§ Required task
Display each line from the records below that contains the word "Give", copied in full.

──────

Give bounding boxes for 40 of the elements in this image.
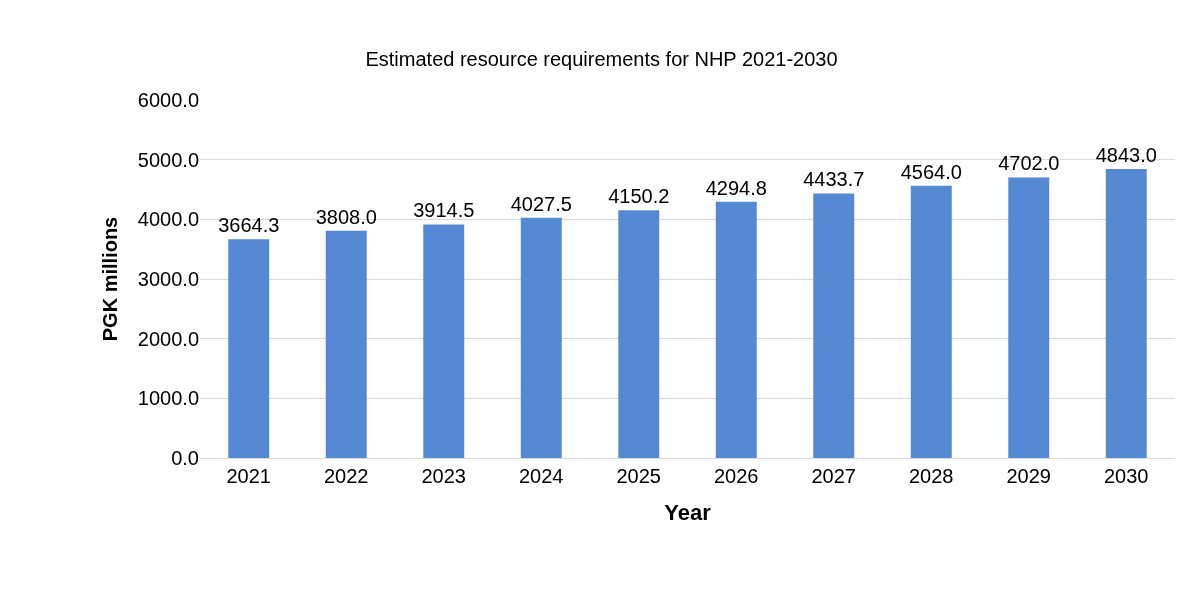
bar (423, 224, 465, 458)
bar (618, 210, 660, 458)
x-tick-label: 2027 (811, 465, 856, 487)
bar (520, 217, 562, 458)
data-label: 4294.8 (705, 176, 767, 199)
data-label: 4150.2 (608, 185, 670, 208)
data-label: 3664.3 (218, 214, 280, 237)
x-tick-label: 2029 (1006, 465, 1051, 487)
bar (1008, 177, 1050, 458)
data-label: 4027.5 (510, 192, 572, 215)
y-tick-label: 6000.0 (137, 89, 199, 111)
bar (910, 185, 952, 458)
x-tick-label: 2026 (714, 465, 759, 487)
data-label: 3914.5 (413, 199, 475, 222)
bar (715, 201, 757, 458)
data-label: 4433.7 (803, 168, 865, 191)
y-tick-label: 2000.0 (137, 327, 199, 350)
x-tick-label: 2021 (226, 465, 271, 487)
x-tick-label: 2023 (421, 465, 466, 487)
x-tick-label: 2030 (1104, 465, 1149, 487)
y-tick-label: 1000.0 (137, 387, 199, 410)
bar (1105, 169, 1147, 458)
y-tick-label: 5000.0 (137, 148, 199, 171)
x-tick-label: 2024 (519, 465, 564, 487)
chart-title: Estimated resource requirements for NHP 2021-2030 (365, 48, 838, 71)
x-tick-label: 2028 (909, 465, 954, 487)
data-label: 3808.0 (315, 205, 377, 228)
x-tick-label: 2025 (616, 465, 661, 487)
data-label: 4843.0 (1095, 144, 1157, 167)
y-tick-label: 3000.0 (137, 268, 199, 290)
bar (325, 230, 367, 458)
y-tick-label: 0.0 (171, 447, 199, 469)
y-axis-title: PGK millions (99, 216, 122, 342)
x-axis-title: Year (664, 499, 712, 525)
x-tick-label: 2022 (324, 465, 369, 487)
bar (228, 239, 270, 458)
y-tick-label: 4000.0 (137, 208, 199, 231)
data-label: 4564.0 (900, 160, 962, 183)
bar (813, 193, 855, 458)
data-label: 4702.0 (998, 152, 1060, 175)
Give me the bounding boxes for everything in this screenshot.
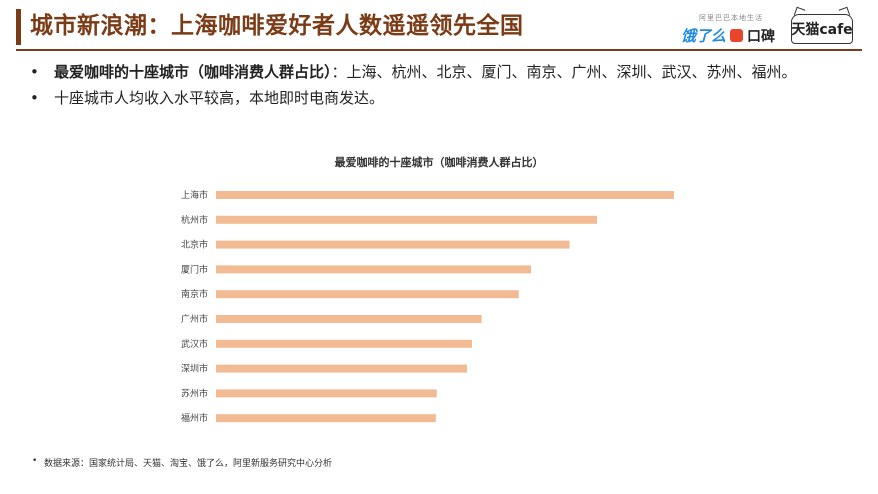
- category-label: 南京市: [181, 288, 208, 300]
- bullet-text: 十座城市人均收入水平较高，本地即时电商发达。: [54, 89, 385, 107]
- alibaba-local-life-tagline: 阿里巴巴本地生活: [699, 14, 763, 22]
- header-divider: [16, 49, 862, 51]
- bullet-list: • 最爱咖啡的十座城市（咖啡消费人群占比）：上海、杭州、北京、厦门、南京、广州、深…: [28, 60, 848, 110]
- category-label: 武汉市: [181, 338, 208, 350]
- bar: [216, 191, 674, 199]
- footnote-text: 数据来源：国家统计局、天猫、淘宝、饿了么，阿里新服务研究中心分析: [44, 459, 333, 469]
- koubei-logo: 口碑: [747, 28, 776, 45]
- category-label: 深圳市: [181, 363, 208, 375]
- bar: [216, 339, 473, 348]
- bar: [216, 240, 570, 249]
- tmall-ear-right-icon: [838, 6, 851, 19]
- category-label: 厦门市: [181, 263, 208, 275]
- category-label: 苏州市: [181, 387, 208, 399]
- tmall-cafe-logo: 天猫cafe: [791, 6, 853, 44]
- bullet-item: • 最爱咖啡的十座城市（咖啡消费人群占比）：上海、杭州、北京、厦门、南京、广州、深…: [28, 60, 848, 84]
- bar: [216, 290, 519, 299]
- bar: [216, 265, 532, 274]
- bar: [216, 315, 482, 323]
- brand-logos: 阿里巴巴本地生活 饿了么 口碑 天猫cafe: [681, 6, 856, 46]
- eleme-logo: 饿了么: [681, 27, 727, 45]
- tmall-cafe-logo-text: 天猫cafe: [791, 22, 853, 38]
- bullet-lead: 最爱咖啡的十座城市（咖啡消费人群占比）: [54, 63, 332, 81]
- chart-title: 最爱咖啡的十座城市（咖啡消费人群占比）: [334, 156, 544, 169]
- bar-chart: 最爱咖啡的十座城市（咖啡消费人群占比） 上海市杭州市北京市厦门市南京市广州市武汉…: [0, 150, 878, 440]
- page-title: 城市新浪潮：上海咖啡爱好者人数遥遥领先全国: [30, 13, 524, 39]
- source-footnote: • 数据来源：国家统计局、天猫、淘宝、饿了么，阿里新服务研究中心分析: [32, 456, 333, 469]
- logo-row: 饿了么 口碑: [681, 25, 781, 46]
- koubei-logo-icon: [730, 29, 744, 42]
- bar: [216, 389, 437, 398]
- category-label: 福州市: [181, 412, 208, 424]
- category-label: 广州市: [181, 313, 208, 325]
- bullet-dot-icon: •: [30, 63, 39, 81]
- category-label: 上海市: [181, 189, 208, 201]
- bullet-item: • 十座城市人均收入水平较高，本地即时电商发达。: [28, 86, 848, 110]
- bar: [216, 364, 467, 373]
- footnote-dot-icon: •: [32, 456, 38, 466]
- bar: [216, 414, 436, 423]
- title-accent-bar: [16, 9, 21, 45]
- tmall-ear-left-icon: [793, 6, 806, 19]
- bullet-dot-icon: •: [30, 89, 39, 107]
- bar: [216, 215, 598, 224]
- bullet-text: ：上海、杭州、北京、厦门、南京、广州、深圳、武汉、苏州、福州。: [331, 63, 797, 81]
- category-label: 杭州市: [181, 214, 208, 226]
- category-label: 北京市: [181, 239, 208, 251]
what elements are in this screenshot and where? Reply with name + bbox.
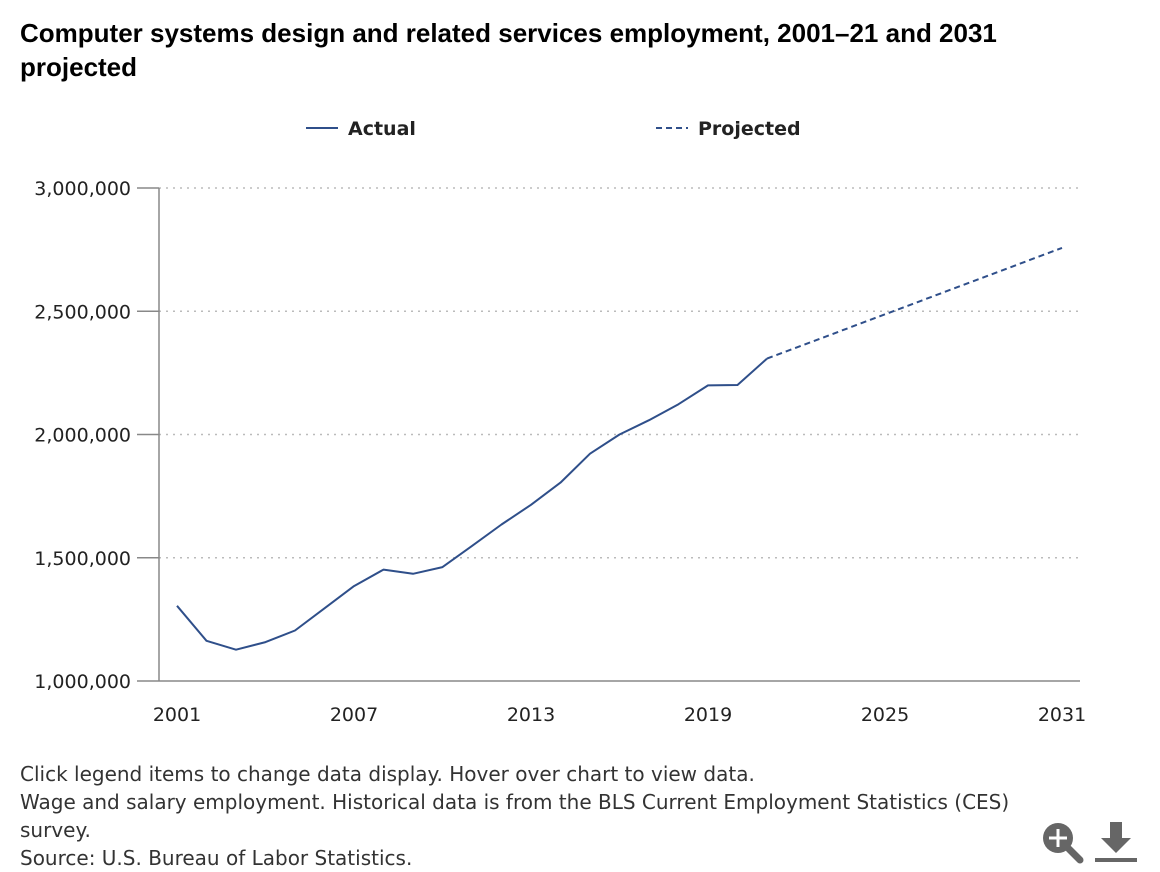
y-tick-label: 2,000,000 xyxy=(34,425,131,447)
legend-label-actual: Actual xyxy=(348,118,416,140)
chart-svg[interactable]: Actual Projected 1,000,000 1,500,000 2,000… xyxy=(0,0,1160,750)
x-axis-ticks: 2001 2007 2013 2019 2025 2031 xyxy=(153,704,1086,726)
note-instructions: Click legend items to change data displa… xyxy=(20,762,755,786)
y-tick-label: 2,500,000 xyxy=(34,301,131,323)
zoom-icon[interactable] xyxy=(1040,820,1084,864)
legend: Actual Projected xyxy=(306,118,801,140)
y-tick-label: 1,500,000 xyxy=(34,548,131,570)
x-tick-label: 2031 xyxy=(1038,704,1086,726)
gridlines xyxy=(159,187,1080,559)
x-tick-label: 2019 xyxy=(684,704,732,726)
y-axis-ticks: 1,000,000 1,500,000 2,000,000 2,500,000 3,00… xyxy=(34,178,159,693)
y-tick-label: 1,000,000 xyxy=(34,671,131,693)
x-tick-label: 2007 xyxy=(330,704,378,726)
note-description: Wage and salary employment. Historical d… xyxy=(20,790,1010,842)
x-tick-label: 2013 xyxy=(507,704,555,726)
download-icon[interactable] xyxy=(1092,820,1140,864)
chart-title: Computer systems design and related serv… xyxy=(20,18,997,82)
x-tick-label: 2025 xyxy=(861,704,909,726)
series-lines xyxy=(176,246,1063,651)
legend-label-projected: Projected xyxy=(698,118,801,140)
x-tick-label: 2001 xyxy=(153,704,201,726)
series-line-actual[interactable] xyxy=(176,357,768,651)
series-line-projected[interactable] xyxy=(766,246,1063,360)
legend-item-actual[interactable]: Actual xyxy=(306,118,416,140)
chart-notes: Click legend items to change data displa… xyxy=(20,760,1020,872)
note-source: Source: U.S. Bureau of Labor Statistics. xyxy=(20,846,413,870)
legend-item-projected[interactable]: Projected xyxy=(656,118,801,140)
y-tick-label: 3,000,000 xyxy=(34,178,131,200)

──────

§ The response
Give bounding boxes for 40 of the elements in this image.
Give me the bounding boxes for everything in this screenshot.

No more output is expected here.